WHAT IS ASKED => From the listing that follows, output everything exactly except the pictures.

RECORDED DATA =>

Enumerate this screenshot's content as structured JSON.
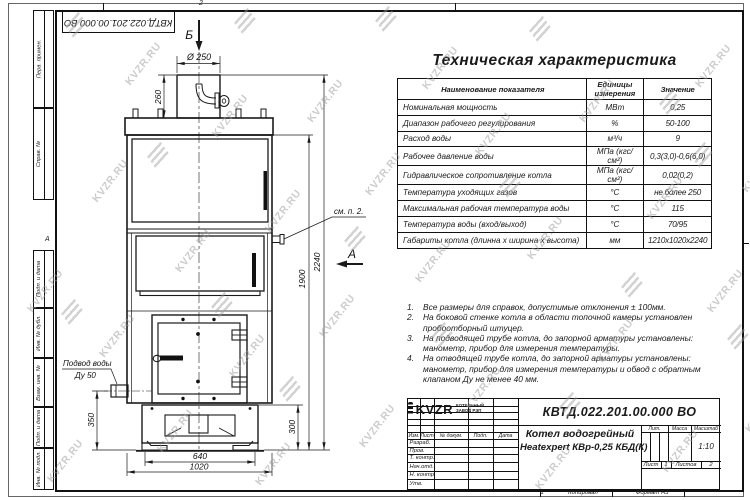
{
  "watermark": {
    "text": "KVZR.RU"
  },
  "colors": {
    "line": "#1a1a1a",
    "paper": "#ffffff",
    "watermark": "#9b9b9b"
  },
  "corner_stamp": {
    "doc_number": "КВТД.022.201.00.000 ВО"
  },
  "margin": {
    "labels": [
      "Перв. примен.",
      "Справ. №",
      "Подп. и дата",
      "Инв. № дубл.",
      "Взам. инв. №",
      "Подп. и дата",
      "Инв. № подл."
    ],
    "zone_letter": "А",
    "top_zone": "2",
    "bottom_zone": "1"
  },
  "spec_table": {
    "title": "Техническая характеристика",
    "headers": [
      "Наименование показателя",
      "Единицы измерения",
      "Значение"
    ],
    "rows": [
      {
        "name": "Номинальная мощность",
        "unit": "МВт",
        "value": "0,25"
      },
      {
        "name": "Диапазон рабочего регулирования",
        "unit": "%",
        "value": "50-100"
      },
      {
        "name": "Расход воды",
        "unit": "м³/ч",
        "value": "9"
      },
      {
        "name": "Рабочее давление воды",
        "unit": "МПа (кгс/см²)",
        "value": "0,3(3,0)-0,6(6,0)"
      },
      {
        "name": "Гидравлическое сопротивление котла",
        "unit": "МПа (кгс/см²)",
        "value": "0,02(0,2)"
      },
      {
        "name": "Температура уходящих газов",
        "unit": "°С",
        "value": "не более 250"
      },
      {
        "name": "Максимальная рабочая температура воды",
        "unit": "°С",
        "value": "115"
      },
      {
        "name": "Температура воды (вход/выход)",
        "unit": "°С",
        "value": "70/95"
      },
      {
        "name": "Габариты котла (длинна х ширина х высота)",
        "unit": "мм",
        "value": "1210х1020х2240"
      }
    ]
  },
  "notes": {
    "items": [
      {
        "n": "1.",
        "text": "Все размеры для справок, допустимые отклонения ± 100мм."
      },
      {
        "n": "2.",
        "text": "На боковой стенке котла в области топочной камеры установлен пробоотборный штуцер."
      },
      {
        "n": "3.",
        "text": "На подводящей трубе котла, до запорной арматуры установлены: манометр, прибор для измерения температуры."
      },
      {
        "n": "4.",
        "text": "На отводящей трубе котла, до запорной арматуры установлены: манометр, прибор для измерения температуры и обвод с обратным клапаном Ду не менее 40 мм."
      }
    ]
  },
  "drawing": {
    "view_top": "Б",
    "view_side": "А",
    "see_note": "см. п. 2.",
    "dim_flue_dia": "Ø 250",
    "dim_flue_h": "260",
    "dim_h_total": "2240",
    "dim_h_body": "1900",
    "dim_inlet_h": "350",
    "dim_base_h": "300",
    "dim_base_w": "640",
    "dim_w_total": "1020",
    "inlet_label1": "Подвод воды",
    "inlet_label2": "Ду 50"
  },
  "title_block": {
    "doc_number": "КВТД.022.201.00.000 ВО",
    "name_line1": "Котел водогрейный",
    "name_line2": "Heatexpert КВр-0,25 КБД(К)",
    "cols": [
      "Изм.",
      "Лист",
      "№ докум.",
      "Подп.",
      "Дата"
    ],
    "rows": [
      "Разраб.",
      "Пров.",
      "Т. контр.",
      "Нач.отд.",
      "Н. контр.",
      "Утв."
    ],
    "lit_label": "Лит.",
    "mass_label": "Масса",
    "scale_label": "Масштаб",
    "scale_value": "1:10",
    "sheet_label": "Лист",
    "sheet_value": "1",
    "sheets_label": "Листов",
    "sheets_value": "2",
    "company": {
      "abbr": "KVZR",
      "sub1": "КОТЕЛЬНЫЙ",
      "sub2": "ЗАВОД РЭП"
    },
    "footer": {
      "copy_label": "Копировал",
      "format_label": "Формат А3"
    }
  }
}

EXPECTED ANSWER =>
Enumerate this screenshot's content as structured JSON.
{
  "watermark": {
    "text": "KVZR.RU"
  },
  "colors": {
    "line": "#1a1a1a",
    "paper": "#ffffff",
    "watermark": "#9b9b9b"
  },
  "corner_stamp": {
    "doc_number": "КВТД.022.201.00.000 ВО"
  },
  "margin": {
    "labels": [
      "Перв. примен.",
      "Справ. №",
      "Подп. и дата",
      "Инв. № дубл.",
      "Взам. инв. №",
      "Подп. и дата",
      "Инв. № подл."
    ],
    "zone_letter": "А",
    "top_zone": "2",
    "bottom_zone": "1"
  },
  "spec_table": {
    "title": "Техническая характеристика",
    "headers": [
      "Наименование показателя",
      "Единицы измерения",
      "Значение"
    ],
    "rows": [
      {
        "name": "Номинальная мощность",
        "unit": "МВт",
        "value": "0,25"
      },
      {
        "name": "Диапазон рабочего регулирования",
        "unit": "%",
        "value": "50-100"
      },
      {
        "name": "Расход воды",
        "unit": "м³/ч",
        "value": "9"
      },
      {
        "name": "Рабочее давление воды",
        "unit": "МПа (кгс/см²)",
        "value": "0,3(3,0)-0,6(6,0)"
      },
      {
        "name": "Гидравлическое сопротивление котла",
        "unit": "МПа (кгс/см²)",
        "value": "0,02(0,2)"
      },
      {
        "name": "Температура уходящих газов",
        "unit": "°С",
        "value": "не более 250"
      },
      {
        "name": "Максимальная рабочая температура воды",
        "unit": "°С",
        "value": "115"
      },
      {
        "name": "Температура воды (вход/выход)",
        "unit": "°С",
        "value": "70/95"
      },
      {
        "name": "Габариты котла (длинна х ширина х высота)",
        "unit": "мм",
        "value": "1210х1020х2240"
      }
    ]
  },
  "notes": {
    "items": [
      {
        "n": "1.",
        "text": "Все размеры для справок, допустимые отклонения ± 100мм."
      },
      {
        "n": "2.",
        "text": "На боковой стенке котла в области топочной камеры установлен пробоотборный штуцер."
      },
      {
        "n": "3.",
        "text": "На подводящей трубе котла, до запорной арматуры установлены: манометр, прибор для измерения температуры."
      },
      {
        "n": "4.",
        "text": "На отводящей трубе котла, до запорной арматуры установлены: манометр, прибор для измерения температуры и обвод с обратным клапаном Ду не менее 40 мм."
      }
    ]
  },
  "drawing": {
    "view_top": "Б",
    "view_side": "А",
    "see_note": "см. п. 2.",
    "dim_flue_dia": "Ø 250",
    "dim_flue_h": "260",
    "dim_h_total": "2240",
    "dim_h_body": "1900",
    "dim_inlet_h": "350",
    "dim_base_h": "300",
    "dim_base_w": "640",
    "dim_w_total": "1020",
    "inlet_label1": "Подвод воды",
    "inlet_label2": "Ду 50"
  },
  "title_block": {
    "doc_number": "КВТД.022.201.00.000 ВО",
    "name_line1": "Котел водогрейный",
    "name_line2": "Heatexpert КВр-0,25 КБД(К)",
    "cols": [
      "Изм.",
      "Лист",
      "№ докум.",
      "Подп.",
      "Дата"
    ],
    "rows": [
      "Разраб.",
      "Пров.",
      "Т. контр.",
      "Нач.отд.",
      "Н. контр.",
      "Утв."
    ],
    "lit_label": "Лит.",
    "mass_label": "Масса",
    "scale_label": "Масштаб",
    "scale_value": "1:10",
    "sheet_label": "Лист",
    "sheet_value": "1",
    "sheets_label": "Листов",
    "sheets_value": "2",
    "company": {
      "abbr": "KVZR",
      "sub1": "КОТЕЛЬНЫЙ",
      "sub2": "ЗАВОД РЭП"
    },
    "footer": {
      "copy_label": "Копировал",
      "format_label": "Формат А3"
    }
  }
}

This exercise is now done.